### [Task details]
Reproduce every line of the material below, but drop the pictures.

[Collected data entries]
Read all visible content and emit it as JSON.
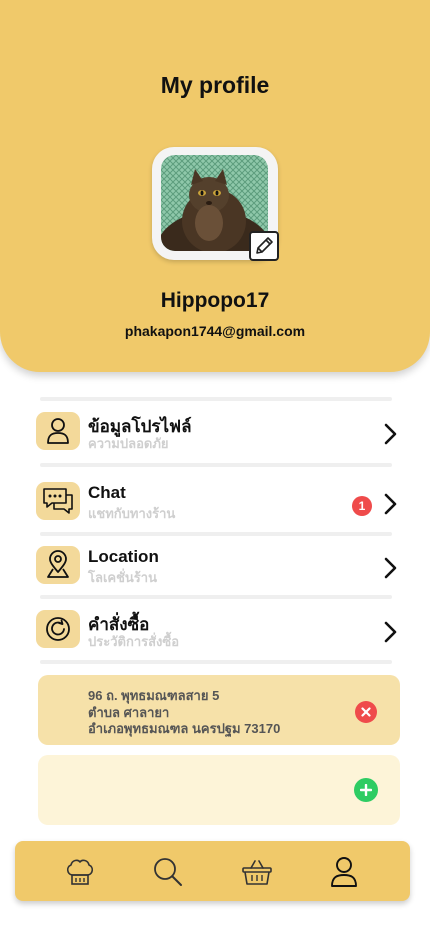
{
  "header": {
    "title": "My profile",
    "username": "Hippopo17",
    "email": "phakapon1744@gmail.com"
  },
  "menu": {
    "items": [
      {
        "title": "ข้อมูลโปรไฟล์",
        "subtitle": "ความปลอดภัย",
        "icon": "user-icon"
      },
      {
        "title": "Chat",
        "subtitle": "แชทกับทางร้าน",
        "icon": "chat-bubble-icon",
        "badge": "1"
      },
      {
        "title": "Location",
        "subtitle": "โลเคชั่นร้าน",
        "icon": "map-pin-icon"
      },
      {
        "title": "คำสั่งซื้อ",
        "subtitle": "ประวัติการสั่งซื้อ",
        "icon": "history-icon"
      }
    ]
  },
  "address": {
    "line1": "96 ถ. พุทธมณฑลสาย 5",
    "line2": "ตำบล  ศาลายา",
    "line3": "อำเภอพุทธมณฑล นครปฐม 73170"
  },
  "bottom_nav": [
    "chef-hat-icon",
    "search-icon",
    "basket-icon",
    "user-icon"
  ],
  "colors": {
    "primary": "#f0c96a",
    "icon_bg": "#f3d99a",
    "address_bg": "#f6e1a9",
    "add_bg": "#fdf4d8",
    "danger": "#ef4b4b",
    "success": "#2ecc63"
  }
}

### [Answer to this exercise]
Read all visible content and emit it as JSON.
{
  "header": {
    "title": "My profile",
    "username": "Hippopo17",
    "email": "phakapon1744@gmail.com"
  },
  "menu": {
    "items": [
      {
        "title": "ข้อมูลโปรไฟล์",
        "subtitle": "ความปลอดภัย",
        "icon": "user-icon"
      },
      {
        "title": "Chat",
        "subtitle": "แชทกับทางร้าน",
        "icon": "chat-bubble-icon",
        "badge": "1"
      },
      {
        "title": "Location",
        "subtitle": "โลเคชั่นร้าน",
        "icon": "map-pin-icon"
      },
      {
        "title": "คำสั่งซื้อ",
        "subtitle": "ประวัติการสั่งซื้อ",
        "icon": "history-icon"
      }
    ]
  },
  "address": {
    "line1": "96 ถ. พุทธมณฑลสาย 5",
    "line2": "ตำบล  ศาลายา",
    "line3": "อำเภอพุทธมณฑล นครปฐม 73170"
  },
  "bottom_nav": [
    "chef-hat-icon",
    "search-icon",
    "basket-icon",
    "user-icon"
  ],
  "colors": {
    "primary": "#f0c96a",
    "icon_bg": "#f3d99a",
    "address_bg": "#f6e1a9",
    "add_bg": "#fdf4d8",
    "danger": "#ef4b4b",
    "success": "#2ecc63"
  }
}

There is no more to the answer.